• **CHALLENGE**: Please copy every line of the listing below word for word, leaving out the pictures.

(Records from a data source)

------------------------------------

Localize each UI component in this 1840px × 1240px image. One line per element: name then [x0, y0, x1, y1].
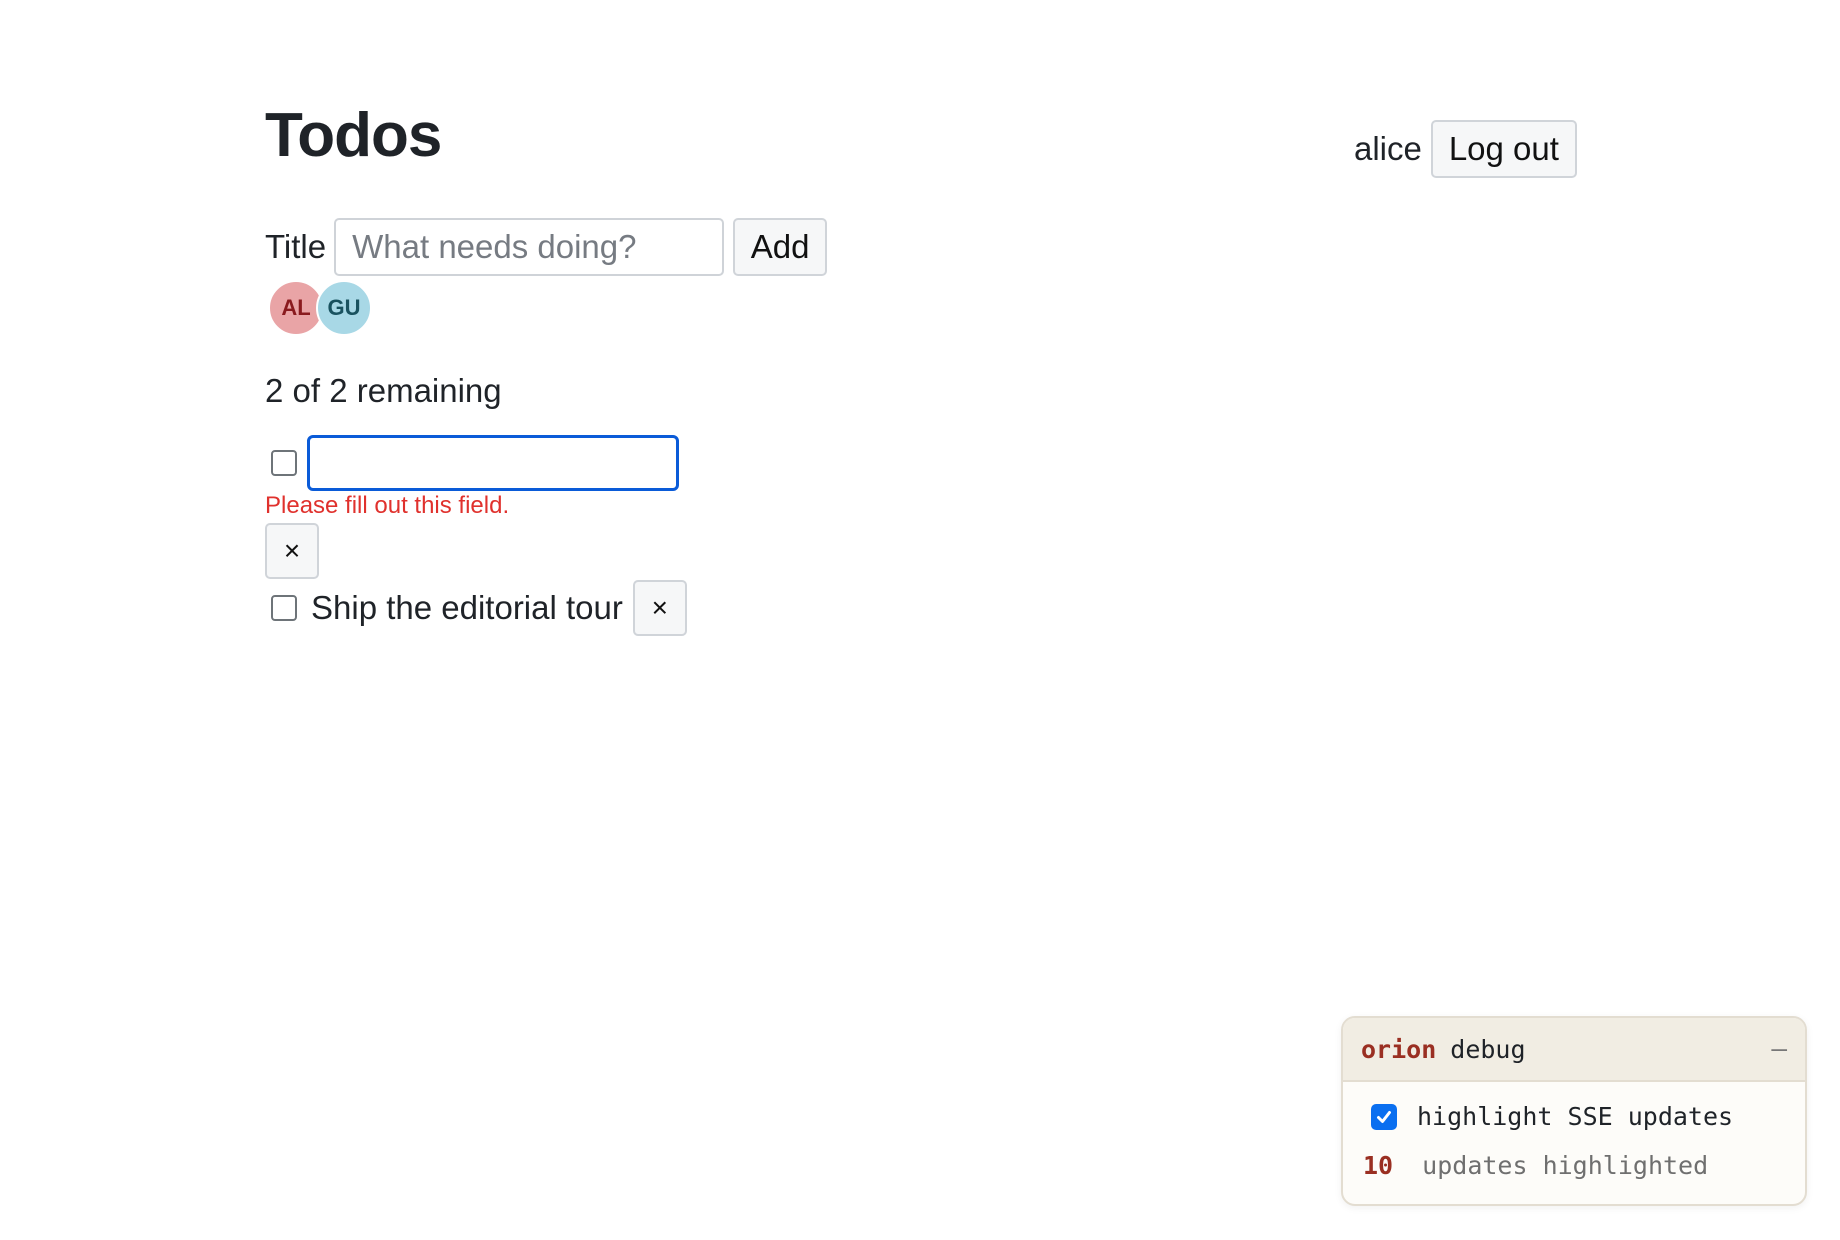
title-input[interactable] [334, 218, 725, 276]
logout-button[interactable]: Log out [1430, 120, 1577, 178]
debug-stat: 10 updates highlighted [1343, 1151, 1805, 1180]
username: alice [1354, 130, 1422, 167]
highlight-option: highlight SSE updates [1343, 1102, 1805, 1131]
debug-panel-header: orion debug – [1343, 1018, 1805, 1082]
avatar: GU [316, 280, 372, 336]
debug-title: debug [1450, 1034, 1526, 1064]
checkmark-icon [1377, 1110, 1391, 1123]
minimize-button[interactable]: – [1771, 1034, 1787, 1064]
update-count: 10 [1363, 1151, 1394, 1180]
delete-todo-button[interactable]: × [265, 523, 319, 579]
todo-app-page: Todos alice Log out Title Add AL GU 2 of… [0, 0, 1840, 1240]
update-count-label: updates highlighted [1422, 1151, 1709, 1180]
validation-message: Please fill out this field. [265, 492, 510, 519]
delete-todo-button[interactable]: × [632, 580, 687, 636]
page-title: Todos [265, 101, 442, 170]
remaining-count: 2 of 2 remaining [265, 372, 502, 409]
debug-panel: orion debug – highlight SSE updates 10 u… [1341, 1016, 1807, 1206]
todo-item: Ship the editorial tour × [271, 580, 687, 636]
title-label: Title [265, 228, 327, 265]
user-area: alice Log out [1354, 120, 1577, 178]
highlight-option-label: highlight SSE updates [1417, 1102, 1734, 1131]
debug-brand: orion [1361, 1034, 1437, 1064]
todo-item-editing [271, 435, 679, 491]
presence-avatars: AL GU [268, 280, 378, 338]
add-todo-form: Title Add [265, 218, 828, 276]
highlight-checkbox[interactable] [1371, 1103, 1397, 1130]
todo-checkbox[interactable] [271, 450, 297, 476]
todo-checkbox[interactable] [271, 595, 297, 621]
todo-edit-input[interactable] [307, 435, 679, 491]
add-button[interactable]: Add [733, 218, 828, 276]
todo-text: Ship the editorial tour [311, 589, 623, 626]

------------------------------------

• **SOLUTION TO THE EXERCISE**:
Localize each UI component in this 1840px × 1240px image. One line per element: name then [x0, y0, x1, y1].
title-input[interactable] [334, 218, 725, 276]
logout-button[interactable]: Log out [1430, 120, 1577, 178]
debug-stat: 10 updates highlighted [1343, 1151, 1805, 1180]
username: alice [1354, 130, 1422, 167]
highlight-option: highlight SSE updates [1343, 1102, 1805, 1131]
debug-panel-header: orion debug – [1343, 1018, 1805, 1082]
avatar: GU [316, 280, 372, 336]
debug-title: debug [1450, 1034, 1526, 1064]
checkmark-icon [1377, 1110, 1391, 1123]
minimize-button[interactable]: – [1771, 1034, 1787, 1064]
update-count: 10 [1363, 1151, 1394, 1180]
delete-todo-button[interactable]: × [265, 523, 319, 579]
todo-app-page: Todos alice Log out Title Add AL GU 2 of… [0, 0, 1840, 1240]
update-count-label: updates highlighted [1422, 1151, 1709, 1180]
validation-message: Please fill out this field. [265, 492, 510, 519]
delete-todo-button[interactable]: × [632, 580, 687, 636]
page-title: Todos [265, 101, 442, 170]
remaining-count: 2 of 2 remaining [265, 372, 502, 409]
debug-panel: orion debug – highlight SSE updates 10 u… [1341, 1016, 1807, 1206]
todo-item: Ship the editorial tour × [271, 580, 687, 636]
title-label: Title [265, 228, 327, 265]
user-area: alice Log out [1354, 120, 1577, 178]
highlight-option-label: highlight SSE updates [1417, 1102, 1734, 1131]
debug-brand: orion [1361, 1034, 1437, 1064]
todo-item-editing [271, 435, 679, 491]
presence-avatars: AL GU [268, 280, 378, 338]
add-todo-form: Title Add [265, 218, 828, 276]
highlight-checkbox[interactable] [1371, 1103, 1397, 1130]
todo-checkbox[interactable] [271, 450, 297, 476]
todo-checkbox[interactable] [271, 595, 297, 621]
todo-edit-input[interactable] [307, 435, 679, 491]
add-button[interactable]: Add [733, 218, 828, 276]
todo-text: Ship the editorial tour [311, 589, 623, 626]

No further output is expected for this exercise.